(Stored data)
▬▬▬

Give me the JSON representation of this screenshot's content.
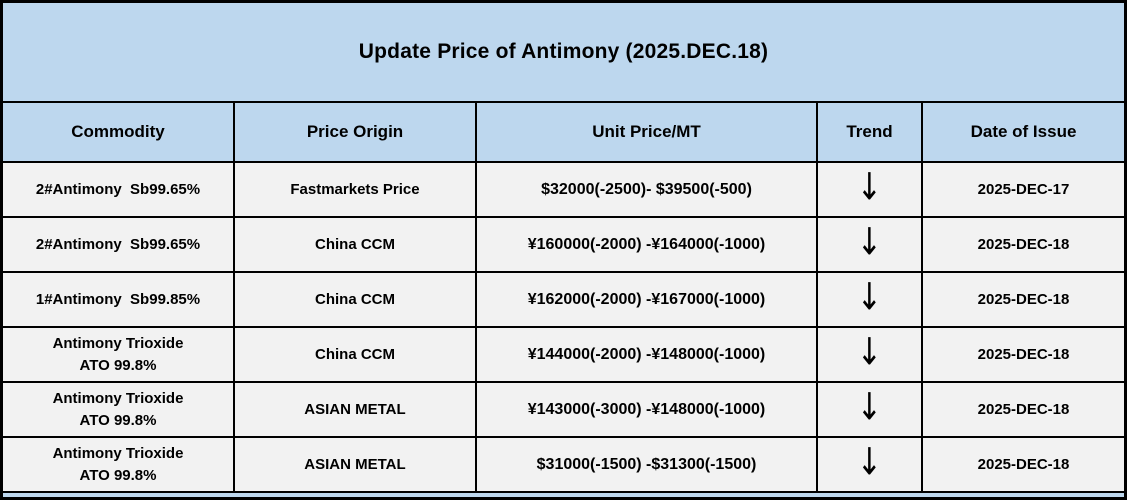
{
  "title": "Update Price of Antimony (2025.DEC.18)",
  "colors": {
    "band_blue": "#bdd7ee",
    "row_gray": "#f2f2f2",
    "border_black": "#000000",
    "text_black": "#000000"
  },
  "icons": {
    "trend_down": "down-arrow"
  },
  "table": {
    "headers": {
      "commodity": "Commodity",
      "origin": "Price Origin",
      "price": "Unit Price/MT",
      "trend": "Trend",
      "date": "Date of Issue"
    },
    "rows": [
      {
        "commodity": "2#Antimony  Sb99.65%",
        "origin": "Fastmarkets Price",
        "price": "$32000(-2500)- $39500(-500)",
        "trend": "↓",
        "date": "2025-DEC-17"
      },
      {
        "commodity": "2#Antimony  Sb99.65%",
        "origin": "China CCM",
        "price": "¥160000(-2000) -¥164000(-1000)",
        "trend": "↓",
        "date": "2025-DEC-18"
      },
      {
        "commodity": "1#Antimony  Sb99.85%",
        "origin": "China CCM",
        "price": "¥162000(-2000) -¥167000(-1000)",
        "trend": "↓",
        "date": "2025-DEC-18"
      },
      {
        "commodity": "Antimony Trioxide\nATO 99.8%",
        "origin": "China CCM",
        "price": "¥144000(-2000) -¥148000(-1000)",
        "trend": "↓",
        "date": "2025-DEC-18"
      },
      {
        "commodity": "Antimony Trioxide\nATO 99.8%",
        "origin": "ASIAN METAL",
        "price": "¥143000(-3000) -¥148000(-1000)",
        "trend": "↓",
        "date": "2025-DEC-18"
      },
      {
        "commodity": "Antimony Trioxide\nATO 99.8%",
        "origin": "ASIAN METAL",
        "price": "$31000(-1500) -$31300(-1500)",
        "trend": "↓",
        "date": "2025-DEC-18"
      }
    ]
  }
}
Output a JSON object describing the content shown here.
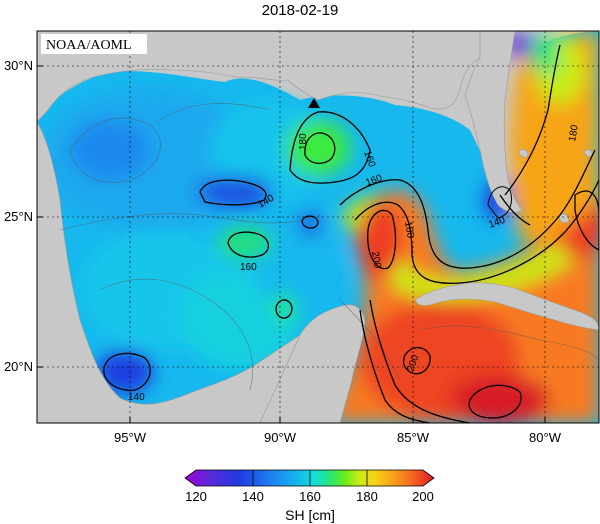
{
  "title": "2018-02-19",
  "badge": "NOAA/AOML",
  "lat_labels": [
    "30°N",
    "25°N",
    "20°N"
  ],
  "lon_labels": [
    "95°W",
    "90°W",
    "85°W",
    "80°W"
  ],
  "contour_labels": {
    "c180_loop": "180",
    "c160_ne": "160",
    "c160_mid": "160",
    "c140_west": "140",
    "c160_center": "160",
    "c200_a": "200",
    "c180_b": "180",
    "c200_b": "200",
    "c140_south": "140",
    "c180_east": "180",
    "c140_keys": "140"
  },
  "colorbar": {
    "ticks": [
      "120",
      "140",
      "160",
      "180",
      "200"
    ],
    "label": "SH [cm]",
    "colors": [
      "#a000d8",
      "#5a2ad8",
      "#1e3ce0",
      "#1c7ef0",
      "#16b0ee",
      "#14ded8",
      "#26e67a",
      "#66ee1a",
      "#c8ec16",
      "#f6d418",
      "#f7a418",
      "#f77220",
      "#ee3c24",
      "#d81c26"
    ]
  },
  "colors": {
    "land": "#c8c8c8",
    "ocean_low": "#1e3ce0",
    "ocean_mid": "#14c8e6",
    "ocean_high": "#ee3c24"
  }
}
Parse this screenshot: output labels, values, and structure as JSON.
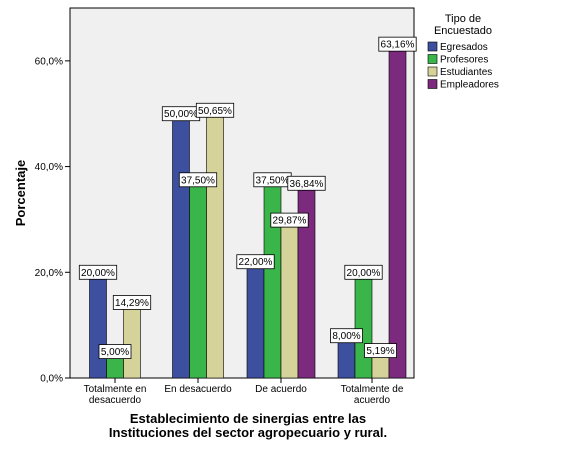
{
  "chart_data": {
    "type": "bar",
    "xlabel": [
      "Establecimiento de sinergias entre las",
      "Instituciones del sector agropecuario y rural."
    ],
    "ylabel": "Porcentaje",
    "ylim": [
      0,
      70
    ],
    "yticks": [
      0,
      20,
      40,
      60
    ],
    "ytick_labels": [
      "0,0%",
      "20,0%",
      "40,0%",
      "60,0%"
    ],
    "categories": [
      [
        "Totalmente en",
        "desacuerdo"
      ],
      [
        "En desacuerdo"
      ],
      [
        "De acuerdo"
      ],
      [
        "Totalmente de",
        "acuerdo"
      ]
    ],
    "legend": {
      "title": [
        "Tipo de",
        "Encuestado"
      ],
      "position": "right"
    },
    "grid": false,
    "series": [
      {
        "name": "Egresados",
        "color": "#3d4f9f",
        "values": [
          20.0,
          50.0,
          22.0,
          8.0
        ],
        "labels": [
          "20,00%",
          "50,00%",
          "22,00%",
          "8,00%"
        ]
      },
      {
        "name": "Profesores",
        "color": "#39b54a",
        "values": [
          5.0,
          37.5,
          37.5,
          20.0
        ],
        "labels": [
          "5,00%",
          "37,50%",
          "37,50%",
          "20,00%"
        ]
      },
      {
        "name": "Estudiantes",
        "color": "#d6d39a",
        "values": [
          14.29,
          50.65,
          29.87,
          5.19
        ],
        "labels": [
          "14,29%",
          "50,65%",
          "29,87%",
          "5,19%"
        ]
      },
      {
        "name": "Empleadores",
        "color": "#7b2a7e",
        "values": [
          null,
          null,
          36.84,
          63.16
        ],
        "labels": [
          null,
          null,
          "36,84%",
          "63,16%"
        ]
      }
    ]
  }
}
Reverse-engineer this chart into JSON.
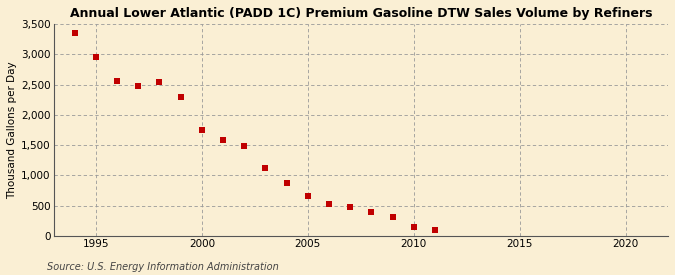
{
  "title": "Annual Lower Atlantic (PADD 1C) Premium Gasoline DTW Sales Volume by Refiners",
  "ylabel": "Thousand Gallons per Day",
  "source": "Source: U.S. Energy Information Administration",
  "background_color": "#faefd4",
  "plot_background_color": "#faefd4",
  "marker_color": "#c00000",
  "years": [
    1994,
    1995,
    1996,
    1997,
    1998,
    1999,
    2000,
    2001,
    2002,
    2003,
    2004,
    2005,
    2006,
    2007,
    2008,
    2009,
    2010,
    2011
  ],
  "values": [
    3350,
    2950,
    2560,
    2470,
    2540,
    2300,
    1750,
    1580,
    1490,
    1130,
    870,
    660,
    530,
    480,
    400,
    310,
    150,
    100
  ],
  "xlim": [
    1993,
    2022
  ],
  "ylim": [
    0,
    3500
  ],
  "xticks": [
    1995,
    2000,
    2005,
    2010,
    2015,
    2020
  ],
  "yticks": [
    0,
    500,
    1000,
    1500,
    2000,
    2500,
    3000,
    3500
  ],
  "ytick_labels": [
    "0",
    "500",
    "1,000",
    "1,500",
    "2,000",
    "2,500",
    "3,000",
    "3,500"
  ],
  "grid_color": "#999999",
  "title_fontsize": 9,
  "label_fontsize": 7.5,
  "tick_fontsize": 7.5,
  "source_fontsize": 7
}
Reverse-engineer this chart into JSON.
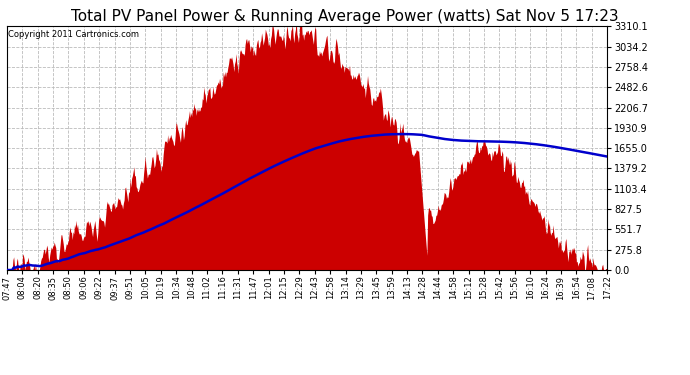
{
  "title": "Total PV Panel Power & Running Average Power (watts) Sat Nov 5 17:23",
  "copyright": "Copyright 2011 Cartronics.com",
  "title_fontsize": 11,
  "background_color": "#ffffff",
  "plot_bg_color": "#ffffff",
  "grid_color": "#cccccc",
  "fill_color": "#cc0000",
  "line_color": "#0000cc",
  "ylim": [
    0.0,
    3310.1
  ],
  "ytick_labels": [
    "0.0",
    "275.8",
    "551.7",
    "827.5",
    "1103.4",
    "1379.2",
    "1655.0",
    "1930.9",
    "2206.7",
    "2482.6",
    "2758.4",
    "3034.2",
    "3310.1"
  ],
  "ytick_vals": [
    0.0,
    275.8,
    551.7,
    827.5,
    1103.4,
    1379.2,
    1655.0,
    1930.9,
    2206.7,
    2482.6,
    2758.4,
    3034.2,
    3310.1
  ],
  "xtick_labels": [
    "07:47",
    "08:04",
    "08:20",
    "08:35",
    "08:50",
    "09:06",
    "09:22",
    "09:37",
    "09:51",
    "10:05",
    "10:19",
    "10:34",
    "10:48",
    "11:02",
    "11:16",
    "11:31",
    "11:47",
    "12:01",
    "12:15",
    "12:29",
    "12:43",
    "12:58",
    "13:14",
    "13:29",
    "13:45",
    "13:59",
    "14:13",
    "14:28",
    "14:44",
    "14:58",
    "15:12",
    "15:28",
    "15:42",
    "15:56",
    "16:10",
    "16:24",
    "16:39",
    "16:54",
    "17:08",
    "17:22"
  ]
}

▬▬▬

[CHALLENGE] Search the lines above for the string "ffffff" and copy each line that has it.

[WORKED SOLUTION]
  "background_color": "#ffffff",
  "plot_bg_color": "#ffffff",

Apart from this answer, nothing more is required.